**Your goal**
Extend the article about the Houston Person album The Nearness of You, picking up after its final sentence.

**Passage given**
══════

Studio album by Houston Person
- Released: 1978
- Recorded: November 1977
- Studio: Van Gelder Studio, Englewood Cliffs, NJ
- Genre: Jazz
- Length: 33:30
- Label: Muse MR 5178
- Producer: Houston Person

Houston Person chronology
| Wild Flower (1977) | The Nearness of You (1978) | The Gospel Soul of Houston Person (1978) |

= The Nearness of You (Houston Person album) =

The Nearness of You' is an album by saxophonist Houston Person recorded in 1977 and released on the Muse label.

==Reception==

Allmusic awarded the album 4 stars noting that "The soulful and always-swinging tenor Houston Person is in typically fine form on this enjoyable LP... A fun date".

══════

**Records provided**
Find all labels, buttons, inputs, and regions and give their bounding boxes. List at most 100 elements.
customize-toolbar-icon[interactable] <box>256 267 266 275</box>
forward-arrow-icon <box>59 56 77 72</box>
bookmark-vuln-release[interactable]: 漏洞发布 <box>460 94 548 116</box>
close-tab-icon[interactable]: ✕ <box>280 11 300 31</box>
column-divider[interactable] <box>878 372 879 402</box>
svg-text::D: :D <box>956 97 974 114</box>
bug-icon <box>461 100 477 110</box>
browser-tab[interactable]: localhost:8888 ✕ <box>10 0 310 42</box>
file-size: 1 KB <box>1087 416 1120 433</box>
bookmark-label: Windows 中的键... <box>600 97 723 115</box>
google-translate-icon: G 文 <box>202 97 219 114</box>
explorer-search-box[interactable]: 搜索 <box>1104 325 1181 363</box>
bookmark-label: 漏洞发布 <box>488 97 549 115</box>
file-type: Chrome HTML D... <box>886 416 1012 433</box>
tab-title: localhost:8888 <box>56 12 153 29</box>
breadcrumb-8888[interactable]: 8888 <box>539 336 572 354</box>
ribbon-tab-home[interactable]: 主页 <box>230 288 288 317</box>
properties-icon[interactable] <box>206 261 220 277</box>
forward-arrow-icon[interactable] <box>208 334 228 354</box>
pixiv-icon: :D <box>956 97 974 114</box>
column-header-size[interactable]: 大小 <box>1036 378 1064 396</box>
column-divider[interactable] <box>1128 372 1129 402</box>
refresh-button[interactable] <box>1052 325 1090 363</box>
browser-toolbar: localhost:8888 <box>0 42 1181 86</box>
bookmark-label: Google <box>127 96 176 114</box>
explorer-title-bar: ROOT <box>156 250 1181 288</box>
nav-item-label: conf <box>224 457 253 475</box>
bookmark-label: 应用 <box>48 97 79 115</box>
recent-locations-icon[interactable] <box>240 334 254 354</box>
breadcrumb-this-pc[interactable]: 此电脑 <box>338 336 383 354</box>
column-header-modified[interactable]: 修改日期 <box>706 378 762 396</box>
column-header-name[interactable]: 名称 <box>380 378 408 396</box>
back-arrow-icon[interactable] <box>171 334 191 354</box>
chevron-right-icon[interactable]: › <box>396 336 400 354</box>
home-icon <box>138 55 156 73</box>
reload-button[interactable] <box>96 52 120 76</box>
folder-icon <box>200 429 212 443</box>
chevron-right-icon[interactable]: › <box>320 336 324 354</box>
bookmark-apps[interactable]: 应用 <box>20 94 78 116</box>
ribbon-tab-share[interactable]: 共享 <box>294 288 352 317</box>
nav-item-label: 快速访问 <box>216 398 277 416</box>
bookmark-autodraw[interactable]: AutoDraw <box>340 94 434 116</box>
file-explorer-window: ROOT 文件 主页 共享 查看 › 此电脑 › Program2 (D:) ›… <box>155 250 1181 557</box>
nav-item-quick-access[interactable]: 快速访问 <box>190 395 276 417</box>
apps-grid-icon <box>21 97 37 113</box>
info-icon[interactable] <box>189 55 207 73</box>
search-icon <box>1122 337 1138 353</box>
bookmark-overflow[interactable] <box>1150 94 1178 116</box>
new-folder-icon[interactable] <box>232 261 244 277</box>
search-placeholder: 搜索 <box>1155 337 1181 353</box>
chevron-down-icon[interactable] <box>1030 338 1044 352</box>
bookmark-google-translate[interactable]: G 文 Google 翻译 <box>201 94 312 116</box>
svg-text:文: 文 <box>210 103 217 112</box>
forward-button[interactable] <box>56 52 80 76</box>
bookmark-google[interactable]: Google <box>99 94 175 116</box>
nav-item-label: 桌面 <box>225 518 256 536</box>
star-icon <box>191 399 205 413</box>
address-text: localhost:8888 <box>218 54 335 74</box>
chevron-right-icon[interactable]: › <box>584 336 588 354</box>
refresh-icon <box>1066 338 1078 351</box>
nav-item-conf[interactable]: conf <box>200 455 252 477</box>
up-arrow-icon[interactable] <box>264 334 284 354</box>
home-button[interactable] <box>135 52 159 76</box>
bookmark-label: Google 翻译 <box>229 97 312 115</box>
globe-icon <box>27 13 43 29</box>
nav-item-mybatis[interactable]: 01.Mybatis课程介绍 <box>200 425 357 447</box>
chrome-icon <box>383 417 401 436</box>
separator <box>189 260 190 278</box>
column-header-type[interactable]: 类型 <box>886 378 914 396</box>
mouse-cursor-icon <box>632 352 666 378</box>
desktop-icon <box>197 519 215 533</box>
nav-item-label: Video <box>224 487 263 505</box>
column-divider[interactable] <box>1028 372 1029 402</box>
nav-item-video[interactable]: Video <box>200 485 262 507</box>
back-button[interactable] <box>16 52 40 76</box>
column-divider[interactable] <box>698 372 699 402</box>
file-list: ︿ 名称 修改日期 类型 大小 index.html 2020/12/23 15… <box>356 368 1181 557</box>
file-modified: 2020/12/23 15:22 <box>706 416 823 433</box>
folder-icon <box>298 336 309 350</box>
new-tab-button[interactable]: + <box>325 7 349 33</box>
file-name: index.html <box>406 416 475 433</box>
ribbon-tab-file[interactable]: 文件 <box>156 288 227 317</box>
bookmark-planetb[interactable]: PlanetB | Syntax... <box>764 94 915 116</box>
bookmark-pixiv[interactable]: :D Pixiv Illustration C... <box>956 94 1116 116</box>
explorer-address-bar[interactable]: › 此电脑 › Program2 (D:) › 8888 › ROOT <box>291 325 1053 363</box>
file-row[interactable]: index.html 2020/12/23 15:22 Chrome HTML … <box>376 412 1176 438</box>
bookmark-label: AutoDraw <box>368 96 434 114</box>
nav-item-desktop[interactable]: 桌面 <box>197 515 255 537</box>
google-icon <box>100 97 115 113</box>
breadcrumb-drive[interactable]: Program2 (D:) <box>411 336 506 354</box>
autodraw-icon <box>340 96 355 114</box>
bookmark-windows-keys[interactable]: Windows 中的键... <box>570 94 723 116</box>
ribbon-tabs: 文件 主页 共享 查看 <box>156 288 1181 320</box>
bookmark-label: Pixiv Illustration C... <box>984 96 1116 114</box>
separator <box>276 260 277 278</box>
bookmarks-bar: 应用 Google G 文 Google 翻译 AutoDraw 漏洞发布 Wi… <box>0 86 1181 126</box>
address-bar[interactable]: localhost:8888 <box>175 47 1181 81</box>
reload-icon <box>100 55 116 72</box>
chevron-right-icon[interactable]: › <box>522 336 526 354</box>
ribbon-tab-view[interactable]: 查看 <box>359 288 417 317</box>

══════

**The result**
Professional ratings
Review scores
| Source | Rating |
| Allmusic | Star |

== Track listing ==
1. "Pretty Please" (Harold Ousley) – 8:00
2. "Please Mr. Person" (Buddy Johnson) – 4:38
3. "I Hope I Can Love Again" (Ousley) – 5:00
4. "Freddie the Freeloader" (Miles Davis) – 5:29
5. "The Nearness of You" (Hoagy Carmichael, Ned Washington) – 4:59
6. "Mean to Me" (Fred E. Ahlert, Roy Turk) – 5:18

== Personnel ==
- Houston Person – tenor saxophone
- Virgil Jones – trumpet
- Melvin Sparks – guitar
- Charles Earland – organ
- Sonny Phillips – electric piano
- Mervyn Bronson – bass
- Grady Tate – drums
- Lawrence Killian – percussion
- Ella Johnson – vocals (track 2)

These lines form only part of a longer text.